▶ Document extract
====
The aim of this repository is to provide some example patterns for bringing Langflow into an Enterprise Production envrionment. It currently provides examples for:

  1. Docker containers
  2. Render (using Docker container)
  3. Kubernetes (with Helm)
  4. [TODO] Terraform

Base Principles and Assumptions

  • Langflow will be used as an API by various clients (JavaScript, React, Python, Java, etc.).
  • Production Langflow should not provide front-end UI access.
  • Langflow's basic authentication mechanics are not Enterprise-ready:
    • Langflow is to be configured as "open" and accessible to any caller
    • Langflow services are configured behind an API gateway and/or private networking
  • Langflow can be configured to use a common centralized Postgres database:
    • This is appropriate for development environments
    • This is less appropriate for post-development environments, as the whole environment would be upgraded at once as a Flow is updated.
    • This repository takes the opinion that it is better to gradually introduce new code (Flows) to an environment, as it means that faulty code can be rolled back without having affected all users.
====
▶ Exercise instructions
A) In the Langflow deployment text, what kind of common centralized database can Langflow be configured to use?
B) Print the stretch of the Langflow deployment text from "Base Principles and" through "front-end UI access.".
C) Decide whether each statement agrees with the Langflow deployment text, answering yes or no and quoting the deciding words: (i) Examples for Terraform are already provided. (ii) Langflow services are configured behind an API gateway and/or private networking. (iii) A common centralized Postgres database is appropriate for development environments.
The data given next are not needed.

(Extracted data)
====
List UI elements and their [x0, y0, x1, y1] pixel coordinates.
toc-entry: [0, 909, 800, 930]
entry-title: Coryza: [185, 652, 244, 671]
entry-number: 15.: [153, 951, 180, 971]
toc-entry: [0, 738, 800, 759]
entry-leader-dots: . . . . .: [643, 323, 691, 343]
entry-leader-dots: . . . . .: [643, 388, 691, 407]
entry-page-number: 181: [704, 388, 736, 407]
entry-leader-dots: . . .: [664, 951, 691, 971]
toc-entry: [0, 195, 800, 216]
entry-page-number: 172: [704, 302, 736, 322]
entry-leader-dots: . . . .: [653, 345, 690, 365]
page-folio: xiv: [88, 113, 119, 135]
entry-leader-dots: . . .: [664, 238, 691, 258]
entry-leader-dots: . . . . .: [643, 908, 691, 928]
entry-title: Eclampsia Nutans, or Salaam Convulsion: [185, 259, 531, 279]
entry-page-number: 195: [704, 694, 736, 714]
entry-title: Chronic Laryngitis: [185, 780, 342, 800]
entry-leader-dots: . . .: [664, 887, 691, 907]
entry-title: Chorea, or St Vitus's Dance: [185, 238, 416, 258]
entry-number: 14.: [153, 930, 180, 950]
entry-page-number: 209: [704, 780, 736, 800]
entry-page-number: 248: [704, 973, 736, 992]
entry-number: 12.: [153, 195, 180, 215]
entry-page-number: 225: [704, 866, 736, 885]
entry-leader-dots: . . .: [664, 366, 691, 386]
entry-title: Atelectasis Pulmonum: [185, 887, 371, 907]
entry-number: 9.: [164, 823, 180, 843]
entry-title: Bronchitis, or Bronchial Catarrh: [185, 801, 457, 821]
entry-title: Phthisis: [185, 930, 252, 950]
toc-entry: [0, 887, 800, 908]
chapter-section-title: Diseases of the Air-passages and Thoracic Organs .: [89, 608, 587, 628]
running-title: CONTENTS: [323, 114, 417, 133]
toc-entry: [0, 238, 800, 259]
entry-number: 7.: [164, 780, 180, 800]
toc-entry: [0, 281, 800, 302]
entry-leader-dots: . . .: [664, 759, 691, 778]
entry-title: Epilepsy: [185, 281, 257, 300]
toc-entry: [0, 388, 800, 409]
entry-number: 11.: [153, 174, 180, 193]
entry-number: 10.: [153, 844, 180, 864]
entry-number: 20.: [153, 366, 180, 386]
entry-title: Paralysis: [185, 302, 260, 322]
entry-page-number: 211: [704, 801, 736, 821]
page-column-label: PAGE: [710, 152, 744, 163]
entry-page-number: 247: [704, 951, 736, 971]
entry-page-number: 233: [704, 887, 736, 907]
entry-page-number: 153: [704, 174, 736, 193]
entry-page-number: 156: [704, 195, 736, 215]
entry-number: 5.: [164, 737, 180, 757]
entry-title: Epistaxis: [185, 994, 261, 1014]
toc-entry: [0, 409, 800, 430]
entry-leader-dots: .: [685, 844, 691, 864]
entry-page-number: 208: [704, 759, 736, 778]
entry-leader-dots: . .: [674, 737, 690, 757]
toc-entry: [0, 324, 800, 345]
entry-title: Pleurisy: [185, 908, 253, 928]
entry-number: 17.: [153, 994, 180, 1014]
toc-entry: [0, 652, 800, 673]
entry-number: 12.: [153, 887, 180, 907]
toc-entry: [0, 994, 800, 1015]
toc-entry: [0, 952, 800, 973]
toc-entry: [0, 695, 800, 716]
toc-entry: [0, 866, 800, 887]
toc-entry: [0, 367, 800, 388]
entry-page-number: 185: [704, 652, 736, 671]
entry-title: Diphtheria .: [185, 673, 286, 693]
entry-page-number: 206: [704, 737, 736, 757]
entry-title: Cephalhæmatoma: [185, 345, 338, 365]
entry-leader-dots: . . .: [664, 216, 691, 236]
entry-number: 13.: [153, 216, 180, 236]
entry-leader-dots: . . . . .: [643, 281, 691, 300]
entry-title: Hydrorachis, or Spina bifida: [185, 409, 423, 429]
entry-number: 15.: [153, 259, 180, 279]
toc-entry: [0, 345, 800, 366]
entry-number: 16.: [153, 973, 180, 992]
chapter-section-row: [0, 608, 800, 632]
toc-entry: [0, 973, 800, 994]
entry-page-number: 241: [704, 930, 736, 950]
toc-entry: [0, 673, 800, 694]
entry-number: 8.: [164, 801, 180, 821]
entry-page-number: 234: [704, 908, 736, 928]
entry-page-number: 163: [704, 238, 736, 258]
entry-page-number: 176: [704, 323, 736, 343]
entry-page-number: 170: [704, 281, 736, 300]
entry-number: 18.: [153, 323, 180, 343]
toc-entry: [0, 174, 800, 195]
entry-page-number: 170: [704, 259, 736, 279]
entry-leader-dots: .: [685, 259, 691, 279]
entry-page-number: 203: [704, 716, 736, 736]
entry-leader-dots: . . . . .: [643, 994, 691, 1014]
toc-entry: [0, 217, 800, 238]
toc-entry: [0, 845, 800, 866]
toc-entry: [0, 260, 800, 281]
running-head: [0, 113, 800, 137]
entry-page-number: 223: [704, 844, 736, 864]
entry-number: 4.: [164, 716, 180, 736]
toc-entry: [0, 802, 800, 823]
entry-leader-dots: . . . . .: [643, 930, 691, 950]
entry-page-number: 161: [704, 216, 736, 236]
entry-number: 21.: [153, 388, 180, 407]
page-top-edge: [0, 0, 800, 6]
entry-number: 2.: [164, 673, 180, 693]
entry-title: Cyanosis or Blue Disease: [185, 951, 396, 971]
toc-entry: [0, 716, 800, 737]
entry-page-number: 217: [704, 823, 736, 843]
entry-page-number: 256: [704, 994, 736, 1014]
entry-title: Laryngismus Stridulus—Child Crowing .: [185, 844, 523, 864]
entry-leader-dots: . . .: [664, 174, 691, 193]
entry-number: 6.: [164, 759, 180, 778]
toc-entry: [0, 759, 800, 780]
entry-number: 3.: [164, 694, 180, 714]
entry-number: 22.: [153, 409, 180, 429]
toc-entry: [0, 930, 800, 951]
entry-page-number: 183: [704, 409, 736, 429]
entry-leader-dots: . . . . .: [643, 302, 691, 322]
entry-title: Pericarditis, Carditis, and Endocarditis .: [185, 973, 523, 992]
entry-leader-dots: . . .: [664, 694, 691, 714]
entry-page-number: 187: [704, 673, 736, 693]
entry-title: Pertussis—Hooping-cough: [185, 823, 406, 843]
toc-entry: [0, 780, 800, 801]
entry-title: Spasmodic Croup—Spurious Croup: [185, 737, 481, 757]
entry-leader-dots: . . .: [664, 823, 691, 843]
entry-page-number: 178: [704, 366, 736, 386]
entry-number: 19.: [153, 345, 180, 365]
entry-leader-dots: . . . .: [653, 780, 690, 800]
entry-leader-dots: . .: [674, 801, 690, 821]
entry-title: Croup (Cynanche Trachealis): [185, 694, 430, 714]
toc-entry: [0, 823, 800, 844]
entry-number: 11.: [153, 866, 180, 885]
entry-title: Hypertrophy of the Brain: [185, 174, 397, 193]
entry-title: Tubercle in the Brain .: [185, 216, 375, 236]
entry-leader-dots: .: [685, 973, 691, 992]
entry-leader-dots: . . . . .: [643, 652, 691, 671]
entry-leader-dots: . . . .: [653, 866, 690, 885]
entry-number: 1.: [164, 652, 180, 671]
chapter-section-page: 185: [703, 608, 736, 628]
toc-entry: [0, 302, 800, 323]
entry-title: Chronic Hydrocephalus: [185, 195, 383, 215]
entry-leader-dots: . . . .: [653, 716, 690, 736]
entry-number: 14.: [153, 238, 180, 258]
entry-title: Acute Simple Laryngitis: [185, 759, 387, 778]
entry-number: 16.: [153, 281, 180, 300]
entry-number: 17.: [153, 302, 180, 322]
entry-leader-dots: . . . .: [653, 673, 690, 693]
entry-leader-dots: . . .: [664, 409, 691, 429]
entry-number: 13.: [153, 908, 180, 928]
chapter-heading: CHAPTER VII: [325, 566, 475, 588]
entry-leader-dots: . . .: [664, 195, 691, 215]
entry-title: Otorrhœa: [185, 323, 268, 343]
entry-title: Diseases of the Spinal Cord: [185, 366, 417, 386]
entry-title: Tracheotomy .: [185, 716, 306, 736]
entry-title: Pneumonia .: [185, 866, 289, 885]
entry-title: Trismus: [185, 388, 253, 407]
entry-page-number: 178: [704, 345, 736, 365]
====
▶ Expected responses
A) A Postgres database.

B)
Base Principles and Assumptions

  • Langflow will be used as an API by various clients (JavaScript, React, Python, Java, etc.).
  • Production Langflow should not provide front-end UI access.

C)
(i) No: "[TODO] Terraform"
(ii) Yes: "Langflow services are configured behind an API gateway and/or private networking"
(iii) Yes: "This is appropriate for development environments"